Dataset records on visual material:

************

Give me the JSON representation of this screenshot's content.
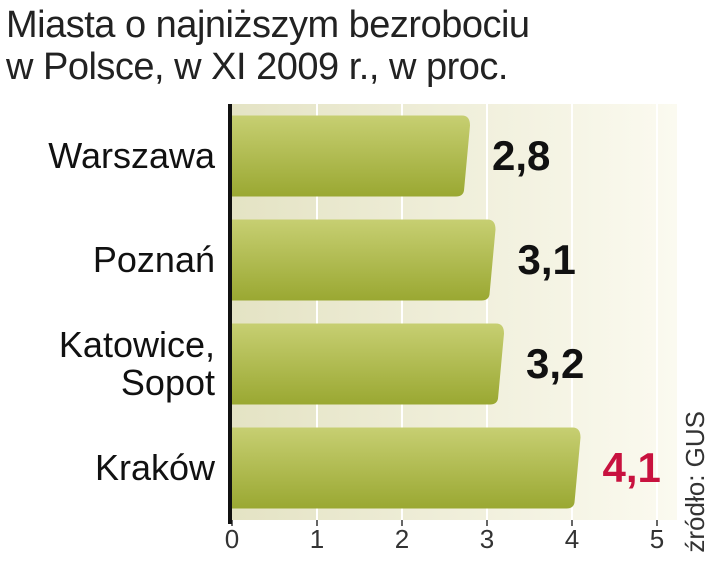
{
  "chart_data": {
    "type": "bar",
    "orientation": "horizontal",
    "title": "Miasta o najniższym bezrobociu\nw Polsce, w XI 2009 r., w proc.",
    "categories": [
      "Warszawa",
      "Poznań",
      "Katowice,\nSopot",
      "Kraków"
    ],
    "values": [
      2.8,
      3.1,
      3.2,
      4.1
    ],
    "value_labels": [
      "2,8",
      "3,1",
      "3,2",
      "4,1"
    ],
    "value_label_colors": [
      "#111111",
      "#111111",
      "#111111",
      "#c8123f"
    ],
    "color": "#aab545",
    "xlim": [
      0,
      5
    ],
    "xticks": [
      0,
      1,
      2,
      3,
      4,
      5
    ],
    "grid": true,
    "source": "źródło: GUS"
  }
}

************

Copy every line of the data exactly as written, excluding the pictures.

Give me the JSON representation of this screenshot's content.
{
  "chart_data": {
    "type": "bar",
    "orientation": "horizontal",
    "title": "Miasta o najniższym bezrobociu\nw Polsce, w XI 2009 r., w proc.",
    "categories": [
      "Warszawa",
      "Poznań",
      "Katowice,\nSopot",
      "Kraków"
    ],
    "values": [
      2.8,
      3.1,
      3.2,
      4.1
    ],
    "value_labels": [
      "2,8",
      "3,1",
      "3,2",
      "4,1"
    ],
    "value_label_colors": [
      "#111111",
      "#111111",
      "#111111",
      "#c8123f"
    ],
    "color": "#aab545",
    "xlim": [
      0,
      5
    ],
    "xticks": [
      0,
      1,
      2,
      3,
      4,
      5
    ],
    "grid": true,
    "source": "źródło: GUS"
  }
}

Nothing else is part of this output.